--- START OF DATA PROVIDED ---

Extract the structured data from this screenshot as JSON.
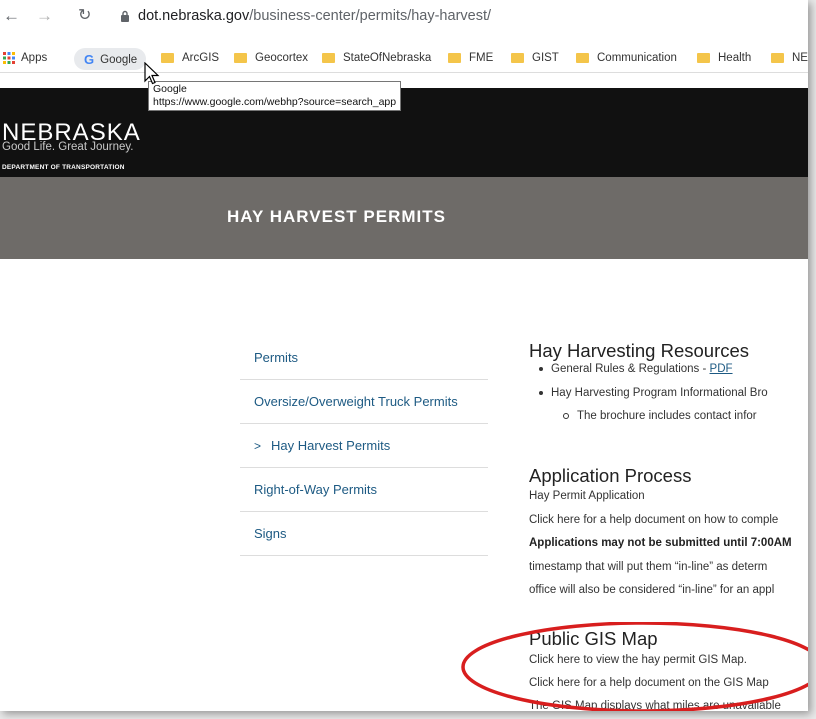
{
  "browser": {
    "url_domain": "dot.nebraska.gov",
    "url_path": "/business-center/permits/hay-harvest/",
    "bookmarks": [
      {
        "label": "Apps",
        "icon": "apps-grid-icon"
      },
      {
        "label": "Google",
        "icon": "google-icon"
      },
      {
        "label": "ArcGIS",
        "icon": "folder-icon"
      },
      {
        "label": "Geocortex",
        "icon": "folder-icon"
      },
      {
        "label": "StateOfNebraska",
        "icon": "folder-icon"
      },
      {
        "label": "FME",
        "icon": "folder-icon"
      },
      {
        "label": "GIST",
        "icon": "folder-icon"
      },
      {
        "label": "Communication",
        "icon": "folder-icon"
      },
      {
        "label": "Health",
        "icon": "folder-icon"
      },
      {
        "label": "NEW",
        "icon": "folder-icon"
      }
    ],
    "tooltip_title": "Google",
    "tooltip_url": "https://www.google.com/webhp?source=search_app"
  },
  "site": {
    "logo_name": "NEBRASKA",
    "logo_tagline": "Good Life. Great Journey.",
    "logo_dept": "DEPARTMENT OF TRANSPORTATION",
    "banner_title": "HAY HARVEST PERMITS"
  },
  "sidenav": {
    "items": [
      {
        "label": "Permits"
      },
      {
        "label": "Oversize/Overweight Truck Permits"
      },
      {
        "label": "Hay Harvest Permits",
        "active": true
      },
      {
        "label": "Right-of-Way Permits"
      },
      {
        "label": "Signs"
      }
    ]
  },
  "content": {
    "resources_heading": "Hay Harvesting Resources",
    "resource_1": "General Rules & Regulations - ",
    "resource_1_link": "PDF",
    "resource_2": "Hay Harvesting Program Informational Bro",
    "resource_2_sub": "The brochure includes contact infor",
    "application_heading": "Application Process",
    "app_line_1": "Hay Permit Application",
    "app_line_2": "Click here for a help document on how to comple",
    "app_line_3": "Applications may not be submitted until 7:00AM",
    "app_line_4": "timestamp that will put them “in-line” as determ",
    "app_line_5": "office will also be considered “in-line” for an appl",
    "gis_heading": "Public GIS Map",
    "gis_line_1": "Click here to view the hay permit GIS Map.",
    "gis_line_2": "Click here for a help document on the GIS Map",
    "gis_line_3": "The GIS Map displays what miles are unavailable"
  },
  "colors": {
    "header_bg": "#111111",
    "banner_bg": "#6e6b68",
    "link": "#1d5a83",
    "annotation_circle": "#d81e1e"
  }
}
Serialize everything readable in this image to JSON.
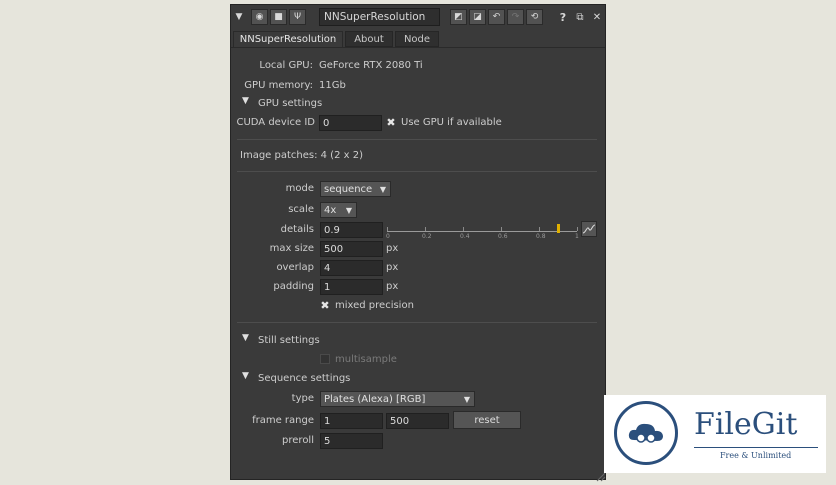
{
  "toolbar": {
    "node_name": "NNSuperResolution",
    "help": "?",
    "icons": [
      "menu-triangle",
      "settings",
      "clapper",
      "wrench",
      "bypass-left",
      "bypass-right",
      "undo",
      "redo",
      "revert",
      "help",
      "float",
      "close"
    ]
  },
  "tabs": [
    {
      "label": "NNSuperResolution",
      "active": true
    },
    {
      "label": "About",
      "active": false
    },
    {
      "label": "Node",
      "active": false
    }
  ],
  "info": {
    "local_gpu_label": "Local GPU:",
    "local_gpu_value": "GeForce RTX 2080 Ti",
    "gpu_memory_label": "GPU memory:",
    "gpu_memory_value": "11Gb"
  },
  "gpu_settings": {
    "title": "GPU settings",
    "cuda_label": "CUDA device ID",
    "cuda_value": "0",
    "use_gpu_label": "Use GPU if available",
    "use_gpu_checked": true
  },
  "image_patches": "Image patches: 4 (2 x 2)",
  "params": {
    "mode_label": "mode",
    "mode_value": "sequence",
    "scale_label": "scale",
    "scale_value": "4x",
    "details_label": "details",
    "details_value": "0.9",
    "slider_ticks": [
      "0",
      "0.2",
      "0.4",
      "0.6",
      "0.8",
      "1"
    ],
    "slider_value": 0.9,
    "max_size_label": "max size",
    "max_size_value": "500",
    "overlap_label": "overlap",
    "overlap_value": "4",
    "padding_label": "padding",
    "padding_value": "1",
    "unit_px": "px",
    "mixed_precision_label": "mixed precision",
    "mixed_precision_checked": true
  },
  "still_settings": {
    "title": "Still settings",
    "multisample_label": "multisample",
    "multisample_checked": false
  },
  "sequence_settings": {
    "title": "Sequence settings",
    "type_label": "type",
    "type_value": "Plates (Alexa) [RGB]",
    "frame_range_label": "frame range",
    "frame_start": "1",
    "frame_end": "500",
    "reset_label": "reset",
    "preroll_label": "preroll",
    "preroll_value": "5"
  },
  "watermark": {
    "name": "FileGit",
    "tagline": "Free & Unlimited"
  },
  "colors": {
    "panel_bg": "#3a3a3a",
    "slider_handle": "#e0b000",
    "watermark": "#2b4f7c"
  }
}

--- END OF DATA PROVIDED ---

In the entries above, find each line with the string "active" and copy it.

        "active": true
      "active": true
      "active": false
      "active": false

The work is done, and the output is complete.